Count every line in the entries that follow where the word "Panti" appears, then state only the total.

Saved entries:
○ ○ ○ ○ ○ ○ ○
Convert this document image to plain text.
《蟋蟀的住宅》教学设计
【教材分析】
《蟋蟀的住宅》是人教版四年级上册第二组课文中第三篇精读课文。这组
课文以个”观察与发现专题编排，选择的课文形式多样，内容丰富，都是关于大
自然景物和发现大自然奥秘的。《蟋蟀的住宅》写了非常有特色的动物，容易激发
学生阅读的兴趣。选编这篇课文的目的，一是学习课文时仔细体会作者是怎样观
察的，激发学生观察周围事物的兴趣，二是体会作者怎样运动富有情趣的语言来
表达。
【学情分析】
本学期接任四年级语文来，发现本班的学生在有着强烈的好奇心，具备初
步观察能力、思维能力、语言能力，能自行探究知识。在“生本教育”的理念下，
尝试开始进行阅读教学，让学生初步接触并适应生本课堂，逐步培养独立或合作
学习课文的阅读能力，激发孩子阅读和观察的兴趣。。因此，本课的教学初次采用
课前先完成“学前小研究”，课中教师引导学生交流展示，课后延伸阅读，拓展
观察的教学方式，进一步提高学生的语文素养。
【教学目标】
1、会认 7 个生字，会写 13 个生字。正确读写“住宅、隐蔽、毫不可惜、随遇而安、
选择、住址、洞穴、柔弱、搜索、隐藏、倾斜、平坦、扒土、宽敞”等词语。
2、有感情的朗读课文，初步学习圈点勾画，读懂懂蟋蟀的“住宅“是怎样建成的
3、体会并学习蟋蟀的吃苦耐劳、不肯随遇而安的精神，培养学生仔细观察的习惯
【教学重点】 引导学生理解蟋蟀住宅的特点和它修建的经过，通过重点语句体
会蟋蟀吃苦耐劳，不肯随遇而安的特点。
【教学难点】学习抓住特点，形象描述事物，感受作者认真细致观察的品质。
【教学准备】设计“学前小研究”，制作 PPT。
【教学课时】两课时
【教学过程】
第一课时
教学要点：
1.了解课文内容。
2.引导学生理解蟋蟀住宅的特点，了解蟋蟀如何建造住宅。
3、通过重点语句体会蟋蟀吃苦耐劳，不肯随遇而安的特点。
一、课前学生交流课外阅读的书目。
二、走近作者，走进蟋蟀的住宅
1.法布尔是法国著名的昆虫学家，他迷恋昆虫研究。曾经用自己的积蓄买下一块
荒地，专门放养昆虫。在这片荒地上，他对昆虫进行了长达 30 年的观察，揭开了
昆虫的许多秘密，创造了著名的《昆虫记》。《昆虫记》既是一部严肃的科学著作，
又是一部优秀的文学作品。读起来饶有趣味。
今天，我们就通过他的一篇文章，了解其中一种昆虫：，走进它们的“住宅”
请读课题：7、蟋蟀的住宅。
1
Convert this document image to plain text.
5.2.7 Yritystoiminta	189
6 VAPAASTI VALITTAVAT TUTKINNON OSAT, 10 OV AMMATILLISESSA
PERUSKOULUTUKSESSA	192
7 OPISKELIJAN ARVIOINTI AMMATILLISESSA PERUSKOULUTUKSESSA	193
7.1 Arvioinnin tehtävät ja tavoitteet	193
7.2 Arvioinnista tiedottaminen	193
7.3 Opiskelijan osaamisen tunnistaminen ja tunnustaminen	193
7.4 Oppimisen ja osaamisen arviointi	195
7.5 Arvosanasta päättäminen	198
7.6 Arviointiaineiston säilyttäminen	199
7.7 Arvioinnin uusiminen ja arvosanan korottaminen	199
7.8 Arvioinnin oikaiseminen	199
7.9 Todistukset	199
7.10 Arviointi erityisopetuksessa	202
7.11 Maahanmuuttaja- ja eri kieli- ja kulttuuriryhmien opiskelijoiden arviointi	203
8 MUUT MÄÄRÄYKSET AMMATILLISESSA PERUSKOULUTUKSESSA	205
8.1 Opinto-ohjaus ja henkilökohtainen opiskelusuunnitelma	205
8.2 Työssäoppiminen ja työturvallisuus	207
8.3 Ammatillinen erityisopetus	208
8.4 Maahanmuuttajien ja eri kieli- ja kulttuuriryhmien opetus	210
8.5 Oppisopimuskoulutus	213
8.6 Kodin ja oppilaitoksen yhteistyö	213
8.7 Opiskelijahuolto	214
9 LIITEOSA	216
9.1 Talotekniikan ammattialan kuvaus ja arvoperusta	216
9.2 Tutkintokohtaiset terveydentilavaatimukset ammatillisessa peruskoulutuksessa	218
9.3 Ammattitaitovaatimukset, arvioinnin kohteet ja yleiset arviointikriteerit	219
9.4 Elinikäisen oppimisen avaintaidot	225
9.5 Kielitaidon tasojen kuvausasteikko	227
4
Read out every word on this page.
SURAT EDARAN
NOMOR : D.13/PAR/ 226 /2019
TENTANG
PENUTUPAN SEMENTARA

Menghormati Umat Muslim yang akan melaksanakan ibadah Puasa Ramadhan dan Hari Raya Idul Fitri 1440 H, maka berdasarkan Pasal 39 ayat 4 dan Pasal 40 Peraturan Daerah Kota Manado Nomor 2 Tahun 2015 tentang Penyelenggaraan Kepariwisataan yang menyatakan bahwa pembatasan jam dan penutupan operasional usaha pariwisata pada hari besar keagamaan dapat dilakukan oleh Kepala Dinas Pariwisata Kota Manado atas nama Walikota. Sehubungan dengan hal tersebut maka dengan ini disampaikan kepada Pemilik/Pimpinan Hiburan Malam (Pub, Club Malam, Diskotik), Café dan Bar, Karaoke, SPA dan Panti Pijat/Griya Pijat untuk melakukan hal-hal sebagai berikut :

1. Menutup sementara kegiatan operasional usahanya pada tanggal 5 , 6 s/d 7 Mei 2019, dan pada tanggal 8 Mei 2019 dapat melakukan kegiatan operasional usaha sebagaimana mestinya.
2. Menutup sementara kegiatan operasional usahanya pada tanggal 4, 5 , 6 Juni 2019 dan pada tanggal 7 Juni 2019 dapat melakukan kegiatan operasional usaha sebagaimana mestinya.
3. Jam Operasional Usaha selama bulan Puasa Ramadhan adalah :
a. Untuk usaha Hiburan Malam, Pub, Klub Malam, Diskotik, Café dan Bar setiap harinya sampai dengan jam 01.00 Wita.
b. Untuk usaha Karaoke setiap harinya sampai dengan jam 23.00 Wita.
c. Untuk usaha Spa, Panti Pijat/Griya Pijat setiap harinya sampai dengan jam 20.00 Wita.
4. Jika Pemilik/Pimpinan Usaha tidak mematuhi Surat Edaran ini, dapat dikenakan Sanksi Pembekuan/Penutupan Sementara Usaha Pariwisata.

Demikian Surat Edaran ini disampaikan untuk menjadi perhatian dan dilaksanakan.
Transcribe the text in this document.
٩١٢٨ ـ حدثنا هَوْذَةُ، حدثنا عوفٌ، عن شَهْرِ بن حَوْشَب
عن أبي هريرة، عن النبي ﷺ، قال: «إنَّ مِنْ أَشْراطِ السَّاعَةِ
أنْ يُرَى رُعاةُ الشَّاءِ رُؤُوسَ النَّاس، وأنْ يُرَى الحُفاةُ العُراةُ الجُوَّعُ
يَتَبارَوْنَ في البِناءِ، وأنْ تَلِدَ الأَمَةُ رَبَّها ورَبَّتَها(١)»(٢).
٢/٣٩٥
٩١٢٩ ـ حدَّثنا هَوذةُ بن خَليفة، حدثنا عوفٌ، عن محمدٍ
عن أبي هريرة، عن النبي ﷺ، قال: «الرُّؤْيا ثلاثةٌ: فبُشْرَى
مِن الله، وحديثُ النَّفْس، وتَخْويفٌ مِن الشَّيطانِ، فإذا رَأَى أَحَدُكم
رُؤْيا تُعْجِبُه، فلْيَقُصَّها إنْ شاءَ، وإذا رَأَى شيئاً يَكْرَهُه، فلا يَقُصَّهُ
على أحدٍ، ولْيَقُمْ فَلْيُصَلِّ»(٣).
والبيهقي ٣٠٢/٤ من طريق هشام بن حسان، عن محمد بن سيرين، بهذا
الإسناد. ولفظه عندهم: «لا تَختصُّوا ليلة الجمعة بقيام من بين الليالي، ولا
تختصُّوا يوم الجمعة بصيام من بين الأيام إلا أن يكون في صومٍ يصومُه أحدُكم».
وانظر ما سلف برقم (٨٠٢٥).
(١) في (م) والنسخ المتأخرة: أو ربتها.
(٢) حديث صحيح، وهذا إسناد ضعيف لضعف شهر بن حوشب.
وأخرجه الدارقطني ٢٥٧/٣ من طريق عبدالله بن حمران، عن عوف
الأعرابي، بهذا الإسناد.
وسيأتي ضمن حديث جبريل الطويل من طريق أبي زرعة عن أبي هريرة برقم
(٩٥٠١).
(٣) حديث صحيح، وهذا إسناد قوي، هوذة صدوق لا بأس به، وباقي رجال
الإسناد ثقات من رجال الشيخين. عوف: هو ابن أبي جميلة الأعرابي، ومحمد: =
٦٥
○ ○ ○ ○ ○ ○ ○
EXPECTED ANSWER: 2